#### [SOURCE]
I think this is a great example of the pros and cons of unions.  My thought is that no organization is perfect, but it often takes a great counterweight to balance things out, and the owners of MLB have never come out smelling like roses.  Hate unions if you want, but there's not much else that will stand up to owners.

 

2/15/2011 7:56 pm  #227


Re: Pujols Rumors

windwalker wrote:

Jon Heyman of SI, on Twitter just now----> "one competing baseball exec told me he believes #cubs will offer pujols the a-rod deal ($10 mil, $27.5 mil)"

I would offer the "Arod" deal if I were the Cardinals.  10/275 isnt the same as 10/300.

 

2/15/2011 9:56 pm  #228


 

2/15/2011 10:10 pm  #229


Re: Pujols Rumors

 

2/15/2011 11:14 pm  #230


Re: Pujols Rumors

"La Russa, a lawyer as well as a manger, might just be trying to set things up for blame for someone other than his Cardinals or his favorite player should a deal not get done."

I like the way this reporter thinks!

[Stored entries]
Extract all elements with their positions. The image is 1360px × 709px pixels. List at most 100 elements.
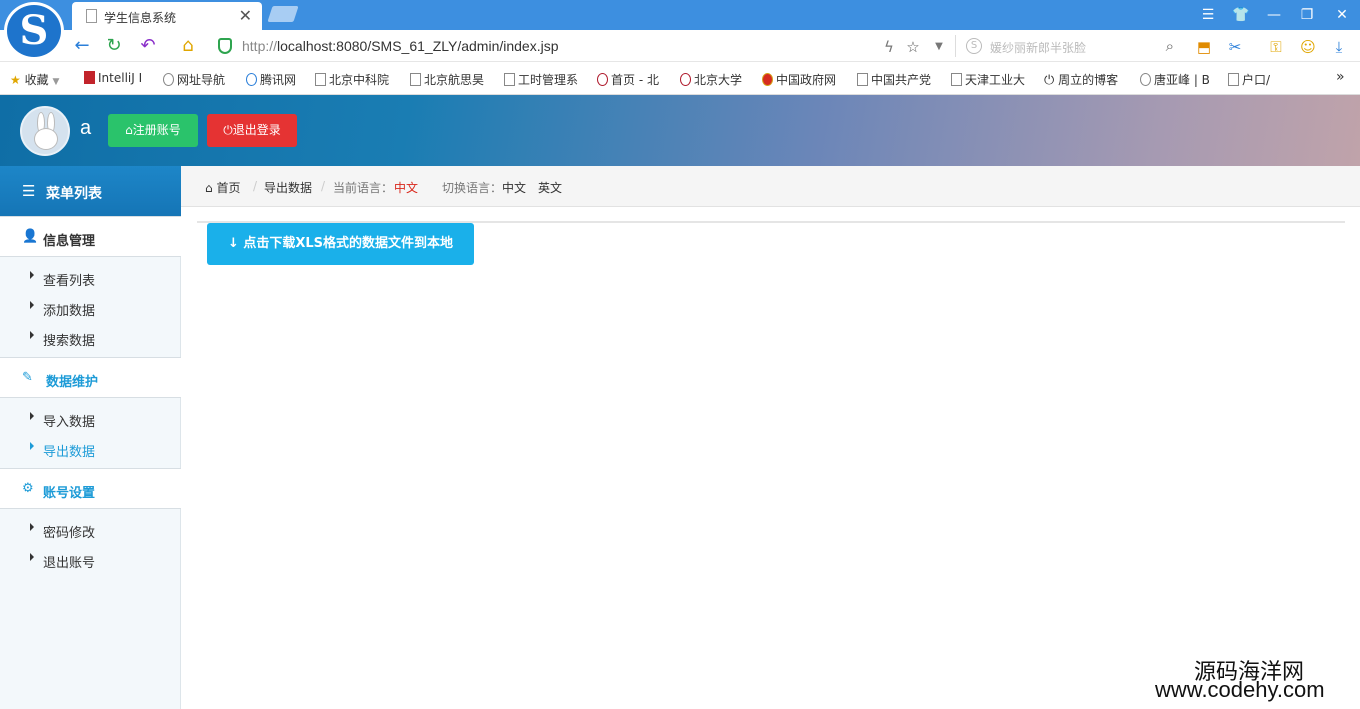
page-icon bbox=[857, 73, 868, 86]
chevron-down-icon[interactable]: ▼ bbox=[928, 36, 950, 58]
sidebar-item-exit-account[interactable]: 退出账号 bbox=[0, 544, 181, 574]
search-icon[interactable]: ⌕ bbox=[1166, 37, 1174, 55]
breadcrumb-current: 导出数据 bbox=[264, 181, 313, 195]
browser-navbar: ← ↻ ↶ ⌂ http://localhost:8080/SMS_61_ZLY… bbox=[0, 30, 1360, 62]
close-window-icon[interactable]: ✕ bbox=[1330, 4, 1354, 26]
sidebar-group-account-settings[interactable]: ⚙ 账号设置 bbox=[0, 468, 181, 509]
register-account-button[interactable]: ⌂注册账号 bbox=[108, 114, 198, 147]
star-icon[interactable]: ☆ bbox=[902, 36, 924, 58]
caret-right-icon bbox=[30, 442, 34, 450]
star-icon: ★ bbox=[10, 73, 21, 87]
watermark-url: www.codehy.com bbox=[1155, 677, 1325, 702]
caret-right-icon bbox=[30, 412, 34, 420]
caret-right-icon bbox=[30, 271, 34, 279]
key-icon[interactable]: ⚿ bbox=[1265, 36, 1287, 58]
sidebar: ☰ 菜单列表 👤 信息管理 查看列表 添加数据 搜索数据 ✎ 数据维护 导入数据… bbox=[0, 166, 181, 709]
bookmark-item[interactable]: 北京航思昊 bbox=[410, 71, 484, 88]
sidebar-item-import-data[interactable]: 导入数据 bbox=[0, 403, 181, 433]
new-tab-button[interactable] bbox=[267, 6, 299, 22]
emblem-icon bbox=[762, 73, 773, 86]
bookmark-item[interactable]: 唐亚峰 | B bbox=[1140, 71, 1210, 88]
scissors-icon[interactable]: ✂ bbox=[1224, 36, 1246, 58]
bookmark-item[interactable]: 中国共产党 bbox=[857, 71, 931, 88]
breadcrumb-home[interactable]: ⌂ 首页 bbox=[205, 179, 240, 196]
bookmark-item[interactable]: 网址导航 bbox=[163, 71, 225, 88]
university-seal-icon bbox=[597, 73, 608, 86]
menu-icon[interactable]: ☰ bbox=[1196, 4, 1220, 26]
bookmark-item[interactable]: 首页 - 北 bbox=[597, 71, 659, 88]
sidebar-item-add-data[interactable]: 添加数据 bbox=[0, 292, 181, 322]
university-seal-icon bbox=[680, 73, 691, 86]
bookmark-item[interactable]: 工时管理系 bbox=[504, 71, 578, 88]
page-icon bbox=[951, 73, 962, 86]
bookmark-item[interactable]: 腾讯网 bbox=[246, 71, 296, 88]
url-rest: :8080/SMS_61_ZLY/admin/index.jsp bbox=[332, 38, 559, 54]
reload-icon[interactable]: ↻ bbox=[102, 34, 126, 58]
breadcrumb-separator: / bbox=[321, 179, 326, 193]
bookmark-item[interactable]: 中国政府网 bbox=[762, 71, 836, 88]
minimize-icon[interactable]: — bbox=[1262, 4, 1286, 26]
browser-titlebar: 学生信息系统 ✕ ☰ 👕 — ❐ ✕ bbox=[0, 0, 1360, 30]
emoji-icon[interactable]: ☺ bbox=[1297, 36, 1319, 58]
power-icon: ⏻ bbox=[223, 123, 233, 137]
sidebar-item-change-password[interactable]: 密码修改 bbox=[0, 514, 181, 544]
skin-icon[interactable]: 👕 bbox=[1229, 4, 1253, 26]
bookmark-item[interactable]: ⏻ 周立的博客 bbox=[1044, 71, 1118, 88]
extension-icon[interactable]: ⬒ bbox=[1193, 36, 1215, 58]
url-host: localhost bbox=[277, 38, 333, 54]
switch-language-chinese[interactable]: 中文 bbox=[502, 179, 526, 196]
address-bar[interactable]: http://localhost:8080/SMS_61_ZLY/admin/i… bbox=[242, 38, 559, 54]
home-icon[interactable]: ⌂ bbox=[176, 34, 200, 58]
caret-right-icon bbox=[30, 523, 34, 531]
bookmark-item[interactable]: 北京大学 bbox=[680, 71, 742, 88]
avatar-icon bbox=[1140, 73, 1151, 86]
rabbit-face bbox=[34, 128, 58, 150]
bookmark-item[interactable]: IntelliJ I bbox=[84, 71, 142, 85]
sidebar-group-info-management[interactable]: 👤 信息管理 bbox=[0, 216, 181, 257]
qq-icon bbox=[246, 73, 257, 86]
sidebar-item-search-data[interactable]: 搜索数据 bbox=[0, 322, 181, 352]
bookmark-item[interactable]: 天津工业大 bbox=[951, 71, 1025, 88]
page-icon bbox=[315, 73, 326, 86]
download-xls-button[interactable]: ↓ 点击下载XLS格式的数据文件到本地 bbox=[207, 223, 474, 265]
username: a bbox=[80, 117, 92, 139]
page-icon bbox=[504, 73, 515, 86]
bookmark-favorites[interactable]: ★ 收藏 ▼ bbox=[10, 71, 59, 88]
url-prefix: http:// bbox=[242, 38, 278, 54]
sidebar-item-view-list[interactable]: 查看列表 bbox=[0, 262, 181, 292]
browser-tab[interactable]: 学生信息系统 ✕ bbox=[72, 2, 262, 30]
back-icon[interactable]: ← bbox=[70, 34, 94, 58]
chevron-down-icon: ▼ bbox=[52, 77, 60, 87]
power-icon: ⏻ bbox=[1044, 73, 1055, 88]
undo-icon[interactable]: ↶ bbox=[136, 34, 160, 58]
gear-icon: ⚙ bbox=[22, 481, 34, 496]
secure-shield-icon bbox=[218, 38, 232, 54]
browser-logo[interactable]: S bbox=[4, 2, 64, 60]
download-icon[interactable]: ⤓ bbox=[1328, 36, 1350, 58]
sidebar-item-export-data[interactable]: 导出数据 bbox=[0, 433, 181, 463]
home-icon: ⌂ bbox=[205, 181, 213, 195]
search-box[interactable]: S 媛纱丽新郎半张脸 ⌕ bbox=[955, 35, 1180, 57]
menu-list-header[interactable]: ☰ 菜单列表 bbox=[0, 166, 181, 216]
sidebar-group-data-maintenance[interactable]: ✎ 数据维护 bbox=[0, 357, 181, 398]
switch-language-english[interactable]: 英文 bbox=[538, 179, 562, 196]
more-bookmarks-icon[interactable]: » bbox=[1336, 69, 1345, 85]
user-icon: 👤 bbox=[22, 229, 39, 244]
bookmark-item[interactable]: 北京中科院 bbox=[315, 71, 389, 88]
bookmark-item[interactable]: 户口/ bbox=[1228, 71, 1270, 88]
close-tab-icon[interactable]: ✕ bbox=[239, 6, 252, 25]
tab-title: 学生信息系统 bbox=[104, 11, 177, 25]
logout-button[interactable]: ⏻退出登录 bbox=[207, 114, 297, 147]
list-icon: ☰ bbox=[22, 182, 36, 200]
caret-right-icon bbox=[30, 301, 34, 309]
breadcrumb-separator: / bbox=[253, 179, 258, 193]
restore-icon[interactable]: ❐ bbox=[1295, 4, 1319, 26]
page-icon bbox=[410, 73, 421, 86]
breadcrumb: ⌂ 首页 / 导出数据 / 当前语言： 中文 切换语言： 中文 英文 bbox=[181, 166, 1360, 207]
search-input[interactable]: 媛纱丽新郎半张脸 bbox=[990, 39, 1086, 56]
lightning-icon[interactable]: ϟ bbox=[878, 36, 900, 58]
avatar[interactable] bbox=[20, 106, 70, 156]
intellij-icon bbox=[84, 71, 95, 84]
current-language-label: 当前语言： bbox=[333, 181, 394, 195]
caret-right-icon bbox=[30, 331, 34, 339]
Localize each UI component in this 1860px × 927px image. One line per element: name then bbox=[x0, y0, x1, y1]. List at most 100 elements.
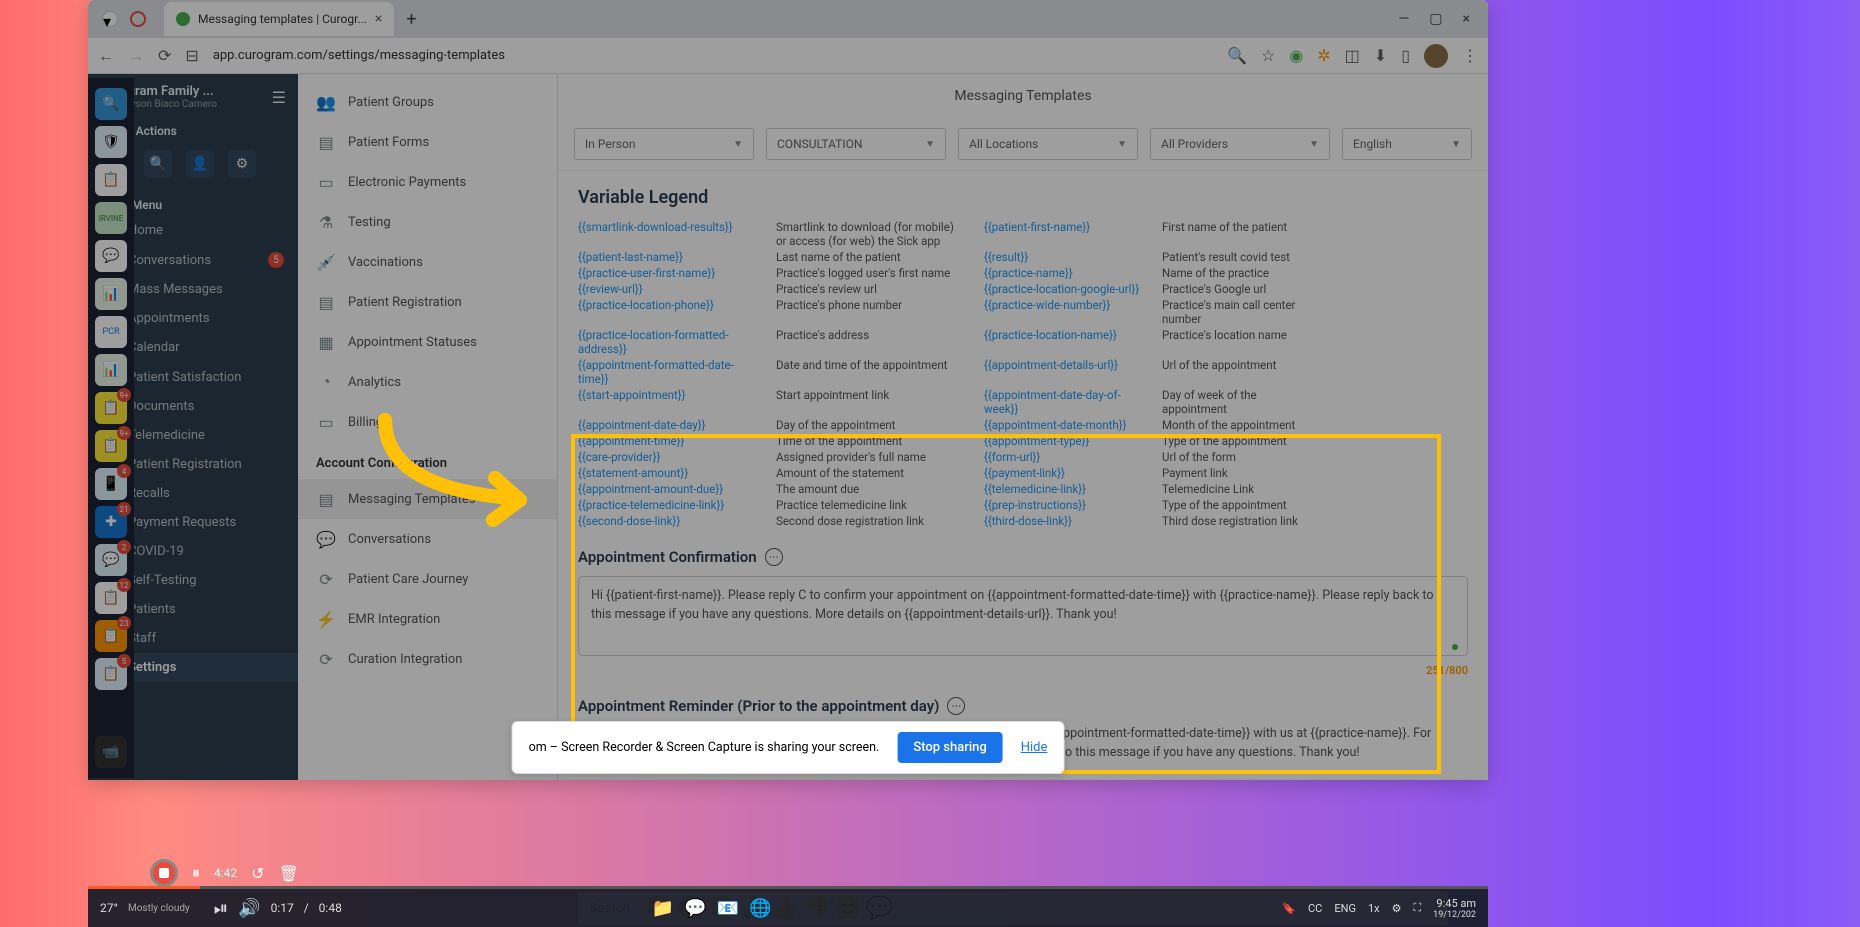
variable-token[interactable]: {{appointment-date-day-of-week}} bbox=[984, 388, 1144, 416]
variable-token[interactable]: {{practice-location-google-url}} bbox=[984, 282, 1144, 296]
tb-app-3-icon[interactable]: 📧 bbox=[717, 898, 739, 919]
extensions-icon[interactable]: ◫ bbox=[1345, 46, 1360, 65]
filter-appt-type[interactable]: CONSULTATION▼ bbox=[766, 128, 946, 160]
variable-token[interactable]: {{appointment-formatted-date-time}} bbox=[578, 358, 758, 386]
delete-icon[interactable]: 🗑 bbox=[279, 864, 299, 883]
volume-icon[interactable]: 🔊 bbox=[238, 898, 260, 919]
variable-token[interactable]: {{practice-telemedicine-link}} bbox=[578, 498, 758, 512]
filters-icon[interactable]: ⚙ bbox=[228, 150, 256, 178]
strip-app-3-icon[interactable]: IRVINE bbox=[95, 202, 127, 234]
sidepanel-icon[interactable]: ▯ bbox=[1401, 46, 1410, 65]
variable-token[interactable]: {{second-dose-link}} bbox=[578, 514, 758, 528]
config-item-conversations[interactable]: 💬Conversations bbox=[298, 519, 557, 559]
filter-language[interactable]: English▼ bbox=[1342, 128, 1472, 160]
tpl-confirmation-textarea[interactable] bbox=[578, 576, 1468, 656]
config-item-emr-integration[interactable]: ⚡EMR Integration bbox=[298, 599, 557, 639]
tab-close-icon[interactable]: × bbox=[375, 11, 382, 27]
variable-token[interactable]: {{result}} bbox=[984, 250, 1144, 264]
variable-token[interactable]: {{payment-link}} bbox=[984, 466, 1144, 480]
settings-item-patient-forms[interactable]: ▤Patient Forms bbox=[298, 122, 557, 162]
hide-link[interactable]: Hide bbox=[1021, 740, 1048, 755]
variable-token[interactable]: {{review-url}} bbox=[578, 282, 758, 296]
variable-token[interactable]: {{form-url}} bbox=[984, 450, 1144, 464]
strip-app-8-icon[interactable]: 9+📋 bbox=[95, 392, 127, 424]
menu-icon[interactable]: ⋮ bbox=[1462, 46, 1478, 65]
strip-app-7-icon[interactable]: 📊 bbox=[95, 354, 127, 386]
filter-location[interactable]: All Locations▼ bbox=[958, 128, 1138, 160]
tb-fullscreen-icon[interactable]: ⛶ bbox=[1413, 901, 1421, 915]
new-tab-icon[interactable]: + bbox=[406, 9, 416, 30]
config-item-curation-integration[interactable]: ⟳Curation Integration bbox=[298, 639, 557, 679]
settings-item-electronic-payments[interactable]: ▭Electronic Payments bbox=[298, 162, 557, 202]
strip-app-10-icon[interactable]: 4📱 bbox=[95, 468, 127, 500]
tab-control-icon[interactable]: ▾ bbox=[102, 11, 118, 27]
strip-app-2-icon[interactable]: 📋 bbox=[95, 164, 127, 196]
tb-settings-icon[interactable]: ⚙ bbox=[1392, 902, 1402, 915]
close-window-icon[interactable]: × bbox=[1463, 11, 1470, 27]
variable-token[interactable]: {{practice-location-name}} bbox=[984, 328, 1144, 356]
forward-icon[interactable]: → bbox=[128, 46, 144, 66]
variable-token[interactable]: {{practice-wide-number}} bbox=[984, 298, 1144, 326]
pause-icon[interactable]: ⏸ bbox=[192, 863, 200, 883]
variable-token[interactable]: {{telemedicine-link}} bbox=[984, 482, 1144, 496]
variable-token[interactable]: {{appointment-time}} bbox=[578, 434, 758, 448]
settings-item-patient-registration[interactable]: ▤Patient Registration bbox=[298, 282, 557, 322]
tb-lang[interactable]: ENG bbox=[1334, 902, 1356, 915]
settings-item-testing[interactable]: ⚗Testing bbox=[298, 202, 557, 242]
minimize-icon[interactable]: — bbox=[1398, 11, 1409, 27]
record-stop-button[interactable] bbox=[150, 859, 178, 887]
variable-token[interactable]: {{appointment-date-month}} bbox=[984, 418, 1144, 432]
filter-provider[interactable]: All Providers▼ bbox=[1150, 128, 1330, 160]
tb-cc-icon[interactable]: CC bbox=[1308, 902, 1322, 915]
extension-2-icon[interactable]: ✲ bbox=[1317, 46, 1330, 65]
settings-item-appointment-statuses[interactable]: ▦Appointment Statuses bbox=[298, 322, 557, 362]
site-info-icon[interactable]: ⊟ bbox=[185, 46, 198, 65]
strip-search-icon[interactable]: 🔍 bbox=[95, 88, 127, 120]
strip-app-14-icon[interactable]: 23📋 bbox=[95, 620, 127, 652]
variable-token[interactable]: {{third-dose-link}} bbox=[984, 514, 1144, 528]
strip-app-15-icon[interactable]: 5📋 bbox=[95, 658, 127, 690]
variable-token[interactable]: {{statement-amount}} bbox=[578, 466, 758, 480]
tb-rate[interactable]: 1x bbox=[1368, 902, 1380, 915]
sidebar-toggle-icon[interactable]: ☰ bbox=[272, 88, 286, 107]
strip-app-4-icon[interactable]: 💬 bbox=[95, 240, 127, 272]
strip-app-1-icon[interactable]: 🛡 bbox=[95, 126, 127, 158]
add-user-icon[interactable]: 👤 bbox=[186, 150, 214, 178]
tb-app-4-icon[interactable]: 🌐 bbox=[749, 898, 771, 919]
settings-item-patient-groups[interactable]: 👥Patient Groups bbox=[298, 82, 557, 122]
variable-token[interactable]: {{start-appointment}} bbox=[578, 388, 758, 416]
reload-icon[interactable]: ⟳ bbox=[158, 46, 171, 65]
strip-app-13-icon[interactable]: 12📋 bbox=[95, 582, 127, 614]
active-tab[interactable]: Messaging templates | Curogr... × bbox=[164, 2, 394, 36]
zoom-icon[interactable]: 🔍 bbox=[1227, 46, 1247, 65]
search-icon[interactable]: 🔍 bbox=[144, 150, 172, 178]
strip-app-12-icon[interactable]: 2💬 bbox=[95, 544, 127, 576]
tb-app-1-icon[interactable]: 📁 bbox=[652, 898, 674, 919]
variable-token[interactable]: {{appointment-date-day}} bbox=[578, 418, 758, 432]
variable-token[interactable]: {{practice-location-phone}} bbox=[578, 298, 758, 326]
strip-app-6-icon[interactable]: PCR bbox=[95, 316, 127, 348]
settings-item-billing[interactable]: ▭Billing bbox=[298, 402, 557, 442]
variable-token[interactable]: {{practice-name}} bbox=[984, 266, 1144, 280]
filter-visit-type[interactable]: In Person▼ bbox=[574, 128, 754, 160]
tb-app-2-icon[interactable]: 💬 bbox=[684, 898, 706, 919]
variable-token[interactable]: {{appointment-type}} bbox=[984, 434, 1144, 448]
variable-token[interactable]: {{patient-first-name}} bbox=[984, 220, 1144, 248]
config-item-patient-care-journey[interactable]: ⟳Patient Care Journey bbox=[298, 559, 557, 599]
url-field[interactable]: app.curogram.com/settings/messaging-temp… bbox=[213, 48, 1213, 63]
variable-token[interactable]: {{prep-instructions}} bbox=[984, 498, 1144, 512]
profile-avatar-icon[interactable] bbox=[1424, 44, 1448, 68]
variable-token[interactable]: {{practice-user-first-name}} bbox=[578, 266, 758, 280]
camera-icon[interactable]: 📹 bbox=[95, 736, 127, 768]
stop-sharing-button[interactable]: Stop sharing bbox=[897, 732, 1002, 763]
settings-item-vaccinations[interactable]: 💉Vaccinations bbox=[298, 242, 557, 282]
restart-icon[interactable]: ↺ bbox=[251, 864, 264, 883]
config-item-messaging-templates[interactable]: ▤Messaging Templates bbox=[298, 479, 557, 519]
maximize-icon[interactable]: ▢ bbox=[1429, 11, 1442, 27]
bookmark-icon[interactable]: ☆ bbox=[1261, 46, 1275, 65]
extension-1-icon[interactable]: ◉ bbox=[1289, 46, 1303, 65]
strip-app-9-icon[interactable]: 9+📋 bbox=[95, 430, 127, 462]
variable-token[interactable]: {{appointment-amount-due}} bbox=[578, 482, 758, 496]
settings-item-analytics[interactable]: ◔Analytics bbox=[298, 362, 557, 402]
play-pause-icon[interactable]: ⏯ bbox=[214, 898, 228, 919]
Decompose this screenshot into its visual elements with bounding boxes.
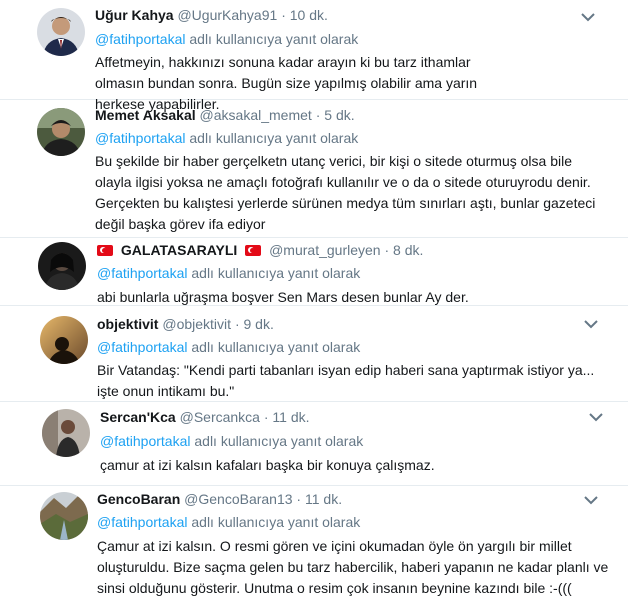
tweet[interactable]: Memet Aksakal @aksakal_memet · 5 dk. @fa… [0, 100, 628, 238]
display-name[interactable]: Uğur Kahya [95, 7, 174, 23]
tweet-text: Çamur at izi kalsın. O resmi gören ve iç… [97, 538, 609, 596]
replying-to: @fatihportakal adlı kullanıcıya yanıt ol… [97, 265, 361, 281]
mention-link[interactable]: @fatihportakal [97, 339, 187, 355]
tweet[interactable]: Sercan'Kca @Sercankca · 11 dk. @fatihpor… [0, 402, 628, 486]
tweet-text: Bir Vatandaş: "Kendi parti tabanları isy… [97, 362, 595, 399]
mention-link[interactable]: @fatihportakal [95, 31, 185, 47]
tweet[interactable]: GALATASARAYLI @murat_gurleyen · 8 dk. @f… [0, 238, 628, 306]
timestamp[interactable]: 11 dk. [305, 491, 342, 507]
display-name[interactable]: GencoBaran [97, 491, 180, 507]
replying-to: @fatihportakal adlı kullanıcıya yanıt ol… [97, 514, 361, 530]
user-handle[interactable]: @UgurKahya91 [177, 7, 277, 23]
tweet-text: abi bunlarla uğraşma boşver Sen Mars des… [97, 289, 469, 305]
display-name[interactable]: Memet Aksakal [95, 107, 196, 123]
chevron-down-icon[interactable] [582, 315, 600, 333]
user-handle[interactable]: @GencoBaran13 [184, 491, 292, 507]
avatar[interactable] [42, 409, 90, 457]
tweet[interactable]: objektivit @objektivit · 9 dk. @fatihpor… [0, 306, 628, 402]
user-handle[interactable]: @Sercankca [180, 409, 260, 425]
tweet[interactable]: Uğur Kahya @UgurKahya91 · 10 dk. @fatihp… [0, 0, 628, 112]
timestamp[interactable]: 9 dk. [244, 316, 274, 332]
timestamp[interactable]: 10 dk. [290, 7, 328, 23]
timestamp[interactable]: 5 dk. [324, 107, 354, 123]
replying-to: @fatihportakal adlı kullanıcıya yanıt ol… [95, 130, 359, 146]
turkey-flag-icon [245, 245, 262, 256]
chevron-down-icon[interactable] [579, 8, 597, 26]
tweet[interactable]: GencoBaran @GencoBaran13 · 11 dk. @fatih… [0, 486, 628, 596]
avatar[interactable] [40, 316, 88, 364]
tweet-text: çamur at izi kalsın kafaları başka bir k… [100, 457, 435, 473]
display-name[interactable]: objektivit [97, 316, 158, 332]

#### [EXERCISE AIM]
Reproduce the Pujols rumors thread word for word, everything from "2/15/2011 7:56 pm" down to "same as 10/300.".

#### [FULL OUTPUT]
2/15/2011 7:56 pm  #227


Re: Pujols Rumors

windwalker wrote:

Jon Heyman of SI, on Twitter just now----> "one competing baseball exec told me he believes #cubs will offer pujols the a-rod deal ($10 mil, $27.5 mil)"

I would offer the "Arod" deal if I were the Cardinals.  10/275 isnt the same as 10/300.